Work to do —
Return the entries below verbatim. Pictures stay out.

Available data —
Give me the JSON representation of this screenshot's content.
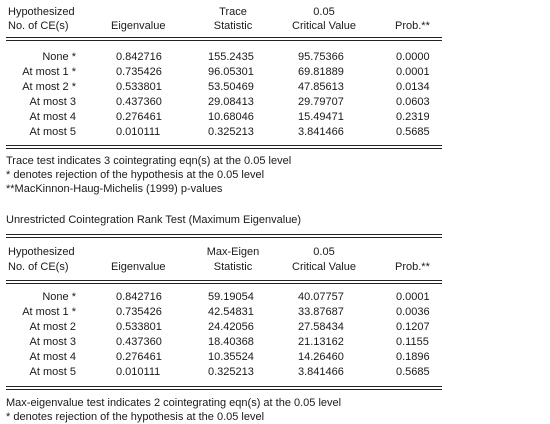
{
  "trace_table": {
    "headers": {
      "hypothesized_1": "Hypothesized",
      "hypothesized_2": "No. of CE(s)",
      "eigenvalue": "Eigenvalue",
      "stat_1": "Trace",
      "stat_2": "Statistic",
      "cv_1": "0.05",
      "cv_2": "Critical Value",
      "prob": "Prob.**"
    },
    "rows": [
      {
        "hyp": "None *",
        "eig": "0.842716",
        "stat": "155.2435",
        "cv": "95.75366",
        "prob": "0.0000"
      },
      {
        "hyp": "At most 1 *",
        "eig": "0.735426",
        "stat": "96.05301",
        "cv": "69.81889",
        "prob": "0.0001"
      },
      {
        "hyp": "At most 2 *",
        "eig": "0.533801",
        "stat": "53.50469",
        "cv": "47.85613",
        "prob": "0.0134"
      },
      {
        "hyp": "At most 3",
        "eig": "0.437360",
        "stat": "29.08413",
        "cv": "29.79707",
        "prob": "0.0603"
      },
      {
        "hyp": "At most 4",
        "eig": "0.276461",
        "stat": "10.68046",
        "cv": "15.49471",
        "prob": "0.2319"
      },
      {
        "hyp": "At most 5",
        "eig": "0.010111",
        "stat": "0.325213",
        "cv": "3.841466",
        "prob": "0.5685"
      }
    ],
    "notes": [
      "Trace test indicates 3 cointegrating eqn(s) at the 0.05 level",
      " * denotes rejection of the hypothesis at the 0.05 level",
      " **MacKinnon-Haug-Michelis (1999) p-values"
    ]
  },
  "max_eigen_title": "Unrestricted Cointegration Rank Test (Maximum Eigenvalue)",
  "max_table": {
    "headers": {
      "hypothesized_1": "Hypothesized",
      "hypothesized_2": "No. of CE(s)",
      "eigenvalue": "Eigenvalue",
      "stat_1": "Max-Eigen",
      "stat_2": "Statistic",
      "cv_1": "0.05",
      "cv_2": "Critical Value",
      "prob": "Prob.**"
    },
    "rows": [
      {
        "hyp": "None *",
        "eig": "0.842716",
        "stat": "59.19054",
        "cv": "40.07757",
        "prob": "0.0001"
      },
      {
        "hyp": "At most 1 *",
        "eig": "0.735426",
        "stat": "42.54831",
        "cv": "33.87687",
        "prob": "0.0036"
      },
      {
        "hyp": "At most 2",
        "eig": "0.533801",
        "stat": "24.42056",
        "cv": "27.58434",
        "prob": "0.1207"
      },
      {
        "hyp": "At most 3",
        "eig": "0.437360",
        "stat": "18.40368",
        "cv": "21.13162",
        "prob": "0.1155"
      },
      {
        "hyp": "At most 4",
        "eig": "0.276461",
        "stat": "10.35524",
        "cv": "14.26460",
        "prob": "0.1896"
      },
      {
        "hyp": "At most 5",
        "eig": "0.010111",
        "stat": "0.325213",
        "cv": "3.841466",
        "prob": "0.5685"
      }
    ],
    "notes": [
      "Max-eigenvalue test indicates 2 cointegrating eqn(s) at the 0.05 level",
      " * denotes rejection of the hypothesis at the 0.05 level"
    ]
  }
}
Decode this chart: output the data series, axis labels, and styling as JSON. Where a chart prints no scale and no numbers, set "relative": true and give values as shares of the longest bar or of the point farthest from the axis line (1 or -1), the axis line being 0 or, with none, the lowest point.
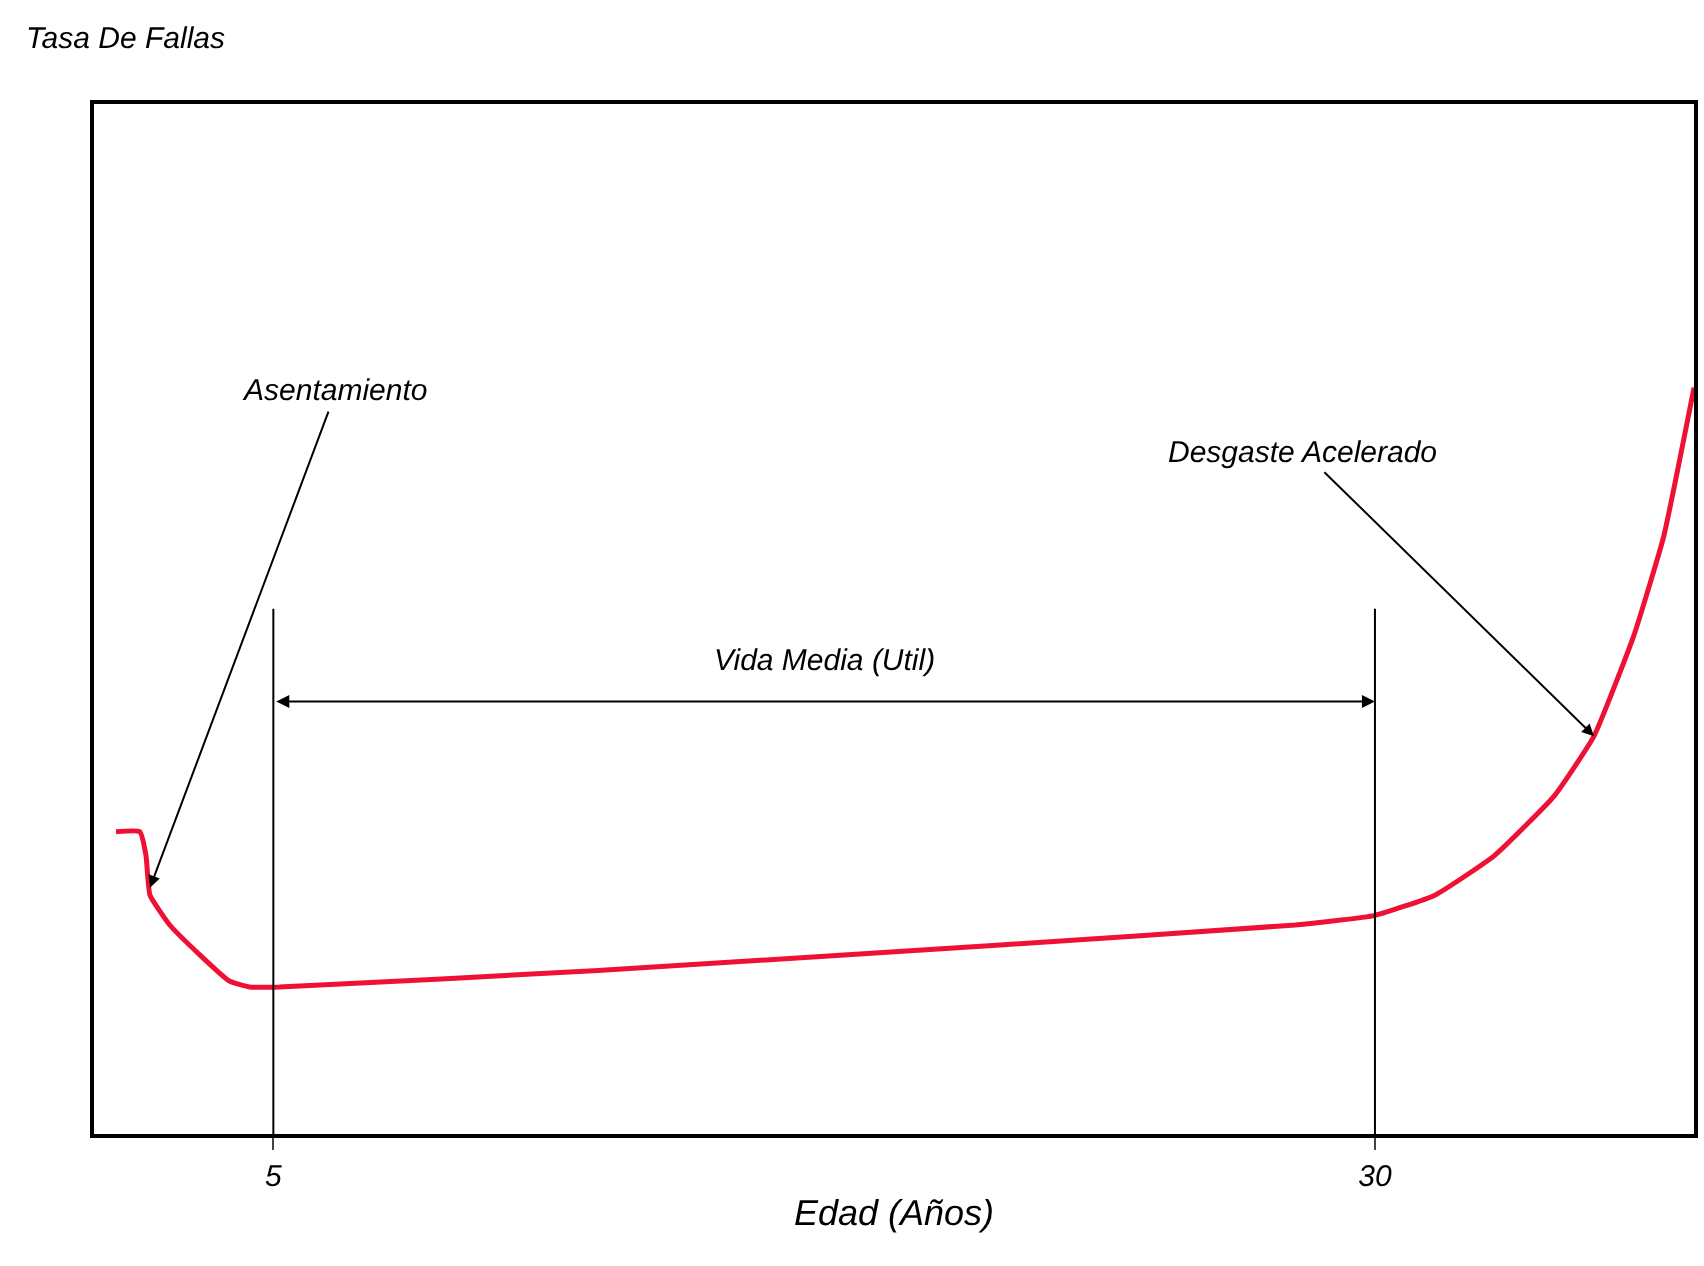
{
  "chart_data": {
    "type": "line",
    "relative": true,
    "xlabel": "Edad (Años)",
    "x": [
      1.43,
      1.97,
      2.11,
      2.2,
      2.65,
      3.33,
      4.0,
      4.46,
      5.14,
      12.37,
      21.41,
      28.19,
      30.0,
      31.36,
      32.71,
      34.07,
      34.97,
      35.87,
      36.55,
      37.24
    ],
    "series": [
      {
        "color": "#ee1133",
        "values": [
          0.405,
          0.405,
          0.373,
          0.32,
          0.28,
          0.24,
          0.205,
          0.197,
          0.197,
          0.219,
          0.253,
          0.28,
          0.293,
          0.32,
          0.373,
          0.453,
          0.533,
          0.667,
          0.8,
          1.0
        ]
      }
    ],
    "xlim": [
      0.93,
      37.24
    ],
    "xticks": [
      5,
      30
    ],
    "annotations": [
      "Tasa De Fallas",
      {
        "text": "Asentamiento",
        "x": 2.2,
        "y": 0.33
      },
      {
        "text": "Desgaste Acelerado",
        "x": 34.97,
        "y": 0.533
      },
      "Vida Media (Util)"
    ],
    "ref_lines": [
      {
        "axis": "x",
        "value": 5,
        "color": "#000000"
      },
      {
        "axis": "x",
        "value": 30,
        "color": "#000000"
      }
    ],
    "legend": false,
    "marker": "none",
    "line_style": "solid"
  }
}
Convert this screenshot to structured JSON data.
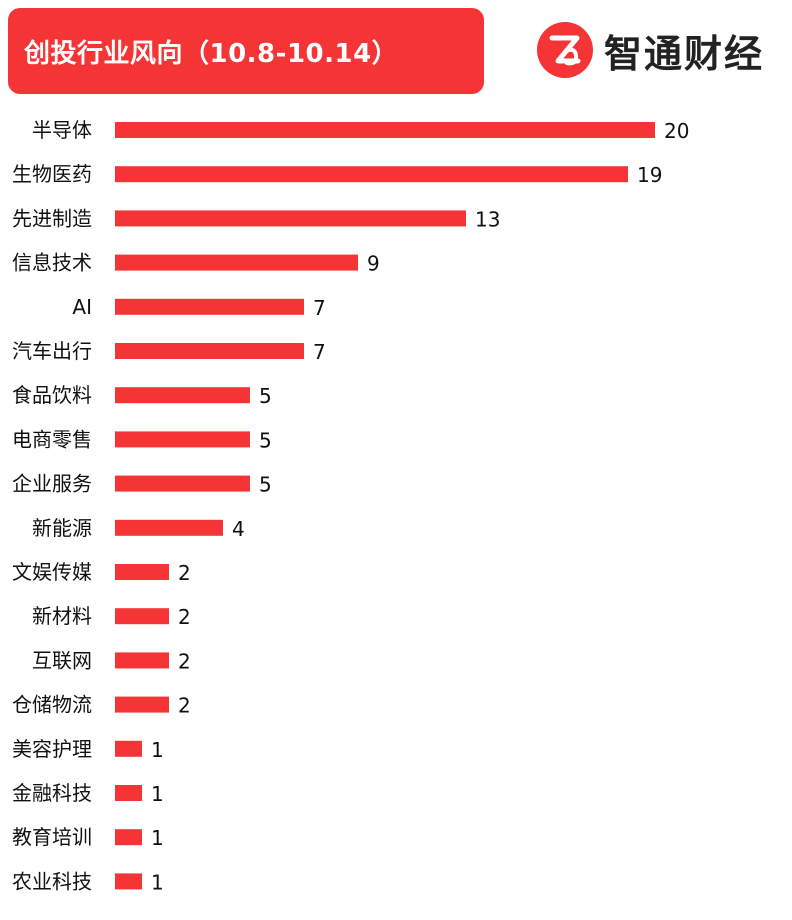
{
  "header": {
    "title": "创投行业风向（10.8-10.14）"
  },
  "brand": {
    "name": "智通财经",
    "logo_icon": "zhitong-logo-icon",
    "logo_color": "#f53436"
  },
  "colors": {
    "bar": "#f53436",
    "banner": "#f53436"
  },
  "chart_data": {
    "type": "bar",
    "orientation": "horizontal",
    "title": "创投行业风向（10.8-10.14）",
    "xlabel": "",
    "ylabel": "",
    "xlim": [
      0,
      20
    ],
    "grid": false,
    "legend": "none",
    "categories": [
      "半导体",
      "生物医药",
      "先进制造",
      "信息技术",
      "AI",
      "汽车出行",
      "食品饮料",
      "电商零售",
      "企业服务",
      "新能源",
      "文娱传媒",
      "新材料",
      "互联网",
      "仓储物流",
      "美容护理",
      "金融科技",
      "教育培训",
      "农业科技"
    ],
    "values": [
      20,
      19,
      13,
      9,
      7,
      7,
      5,
      5,
      5,
      4,
      2,
      2,
      2,
      2,
      1,
      1,
      1,
      1
    ]
  }
}
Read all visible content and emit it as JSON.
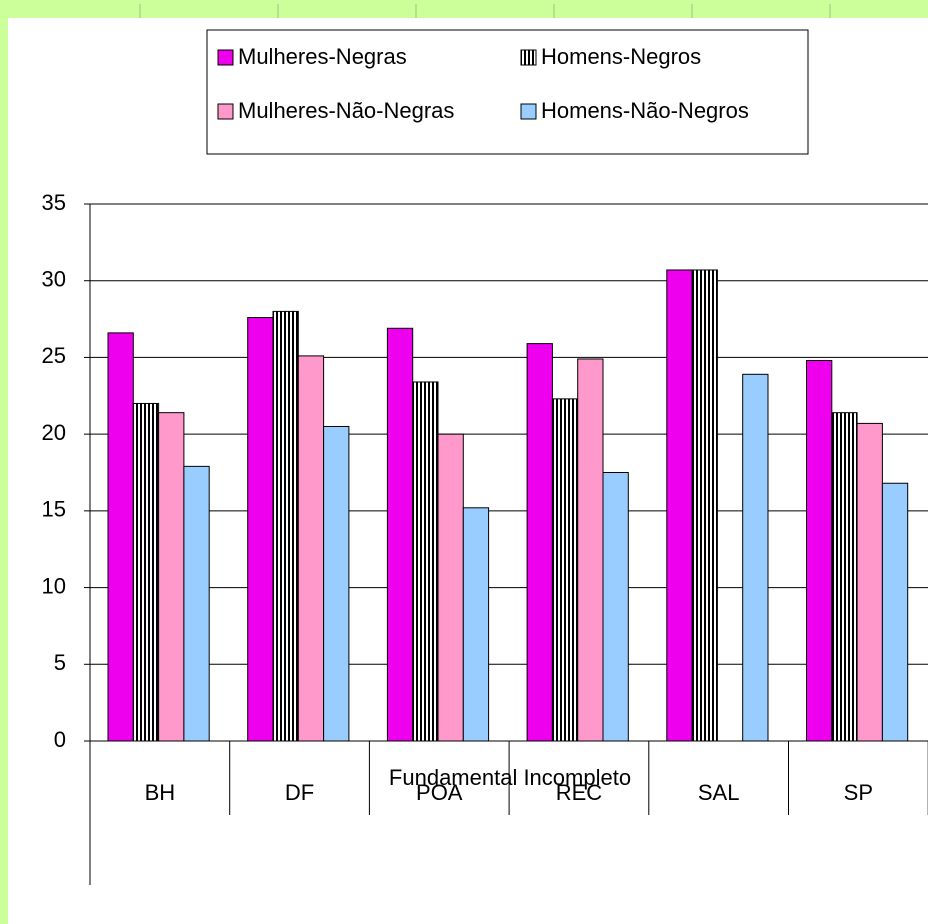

Result for this task —
Give me the JSON representation of this screenshot's content.
{
  "trace_table": {
    "headers": {
      "hypothesized_1": "Hypothesized",
      "hypothesized_2": "No. of CE(s)",
      "eigenvalue": "Eigenvalue",
      "stat_1": "Trace",
      "stat_2": "Statistic",
      "cv_1": "0.05",
      "cv_2": "Critical Value",
      "prob": "Prob.**"
    },
    "rows": [
      {
        "hyp": "None *",
        "eig": "0.842716",
        "stat": "155.2435",
        "cv": "95.75366",
        "prob": "0.0000"
      },
      {
        "hyp": "At most 1 *",
        "eig": "0.735426",
        "stat": "96.05301",
        "cv": "69.81889",
        "prob": "0.0001"
      },
      {
        "hyp": "At most 2 *",
        "eig": "0.533801",
        "stat": "53.50469",
        "cv": "47.85613",
        "prob": "0.0134"
      },
      {
        "hyp": "At most 3",
        "eig": "0.437360",
        "stat": "29.08413",
        "cv": "29.79707",
        "prob": "0.0603"
      },
      {
        "hyp": "At most 4",
        "eig": "0.276461",
        "stat": "10.68046",
        "cv": "15.49471",
        "prob": "0.2319"
      },
      {
        "hyp": "At most 5",
        "eig": "0.010111",
        "stat": "0.325213",
        "cv": "3.841466",
        "prob": "0.5685"
      }
    ],
    "notes": [
      "Trace test indicates 3 cointegrating eqn(s) at the 0.05 level",
      " * denotes rejection of the hypothesis at the 0.05 level",
      " **MacKinnon-Haug-Michelis (1999) p-values"
    ]
  },
  "max_eigen_title": "Unrestricted Cointegration Rank Test (Maximum Eigenvalue)",
  "max_table": {
    "headers": {
      "hypothesized_1": "Hypothesized",
      "hypothesized_2": "No. of CE(s)",
      "eigenvalue": "Eigenvalue",
      "stat_1": "Max-Eigen",
      "stat_2": "Statistic",
      "cv_1": "0.05",
      "cv_2": "Critical Value",
      "prob": "Prob.**"
    },
    "rows": [
      {
        "hyp": "None *",
        "eig": "0.842716",
        "stat": "59.19054",
        "cv": "40.07757",
        "prob": "0.0001"
      },
      {
        "hyp": "At most 1 *",
        "eig": "0.735426",
        "stat": "42.54831",
        "cv": "33.87687",
        "prob": "0.0036"
      },
      {
        "hyp": "At most 2",
        "eig": "0.533801",
        "stat": "24.42056",
        "cv": "27.58434",
        "prob": "0.1207"
      },
      {
        "hyp": "At most 3",
        "eig": "0.437360",
        "stat": "18.40368",
        "cv": "21.13162",
        "prob": "0.1155"
      },
      {
        "hyp": "At most 4",
        "eig": "0.276461",
        "stat": "10.35524",
        "cv": "14.26460",
        "prob": "0.1896"
      },
      {
        "hyp": "At most 5",
        "eig": "0.010111",
        "stat": "0.325213",
        "cv": "3.841466",
        "prob": "0.5685"
      }
    ],
    "notes": [
      "Max-eigenvalue test indicates 2 cointegrating eqn(s) at the 0.05 level",
      " * denotes rejection of the hypothesis at the 0.05 level"
    ]
  }
}
Decode this chart: output the data series, axis labels, and styling as JSON. Where a chart prints no scale and no numbers, set "relative": true and give values as shares of the longest bar or of the point farthest from the axis line (1 or -1), the axis line being 0 or, with none, the lowest point.
{
  "chart_data": {
    "type": "line",
    "relative": true,
    "xlabel": "Edad (Años)",
    "x": [
      1.43,
      1.97,
      2.11,
      2.2,
      2.65,
      3.33,
      4.0,
      4.46,
      5.14,
      12.37,
      21.41,
      28.19,
      30.0,
      31.36,
      32.71,
      34.07,
      34.97,
      35.87,
      36.55,
      37.24
    ],
    "series": [
      {
        "color": "#ee1133",
        "values": [
          0.405,
          0.405,
          0.373,
          0.32,
          0.28,
          0.24,
          0.205,
          0.197,
          0.197,
          0.219,
          0.253,
          0.28,
          0.293,
          0.32,
          0.373,
          0.453,
          0.533,
          0.667,
          0.8,
          1.0
        ]
      }
    ],
    "xlim": [
      0.93,
      37.24
    ],
    "xticks": [
      5,
      30
    ],
    "annotations": [
      "Tasa De Fallas",
      {
        "text": "Asentamiento",
        "x": 2.2,
        "y": 0.33
      },
      {
        "text": "Desgaste Acelerado",
        "x": 34.97,
        "y": 0.533
      },
      "Vida Media (Util)"
    ],
    "ref_lines": [
      {
        "axis": "x",
        "value": 5,
        "color": "#000000"
      },
      {
        "axis": "x",
        "value": 30,
        "color": "#000000"
      }
    ],
    "legend": false,
    "marker": "none",
    "line_style": "solid"
  }
}
Convert this screenshot to structured JSON data.
{
  "header": {
    "title": "创投行业风向（10.8-10.14）"
  },
  "brand": {
    "name": "智通财经",
    "logo_icon": "zhitong-logo-icon",
    "logo_color": "#f53436"
  },
  "colors": {
    "bar": "#f53436",
    "banner": "#f53436"
  },
  "chart_data": {
    "type": "bar",
    "orientation": "horizontal",
    "title": "创投行业风向（10.8-10.14）",
    "xlabel": "",
    "ylabel": "",
    "xlim": [
      0,
      20
    ],
    "grid": false,
    "legend": "none",
    "categories": [
      "半导体",
      "生物医药",
      "先进制造",
      "信息技术",
      "AI",
      "汽车出行",
      "食品饮料",
      "电商零售",
      "企业服务",
      "新能源",
      "文娱传媒",
      "新材料",
      "互联网",
      "仓储物流",
      "美容护理",
      "金融科技",
      "教育培训",
      "农业科技"
    ],
    "values": [
      20,
      19,
      13,
      9,
      7,
      7,
      5,
      5,
      5,
      4,
      2,
      2,
      2,
      2,
      1,
      1,
      1,
      1
    ]
  }
}
Read all visible content and emit it as JSON.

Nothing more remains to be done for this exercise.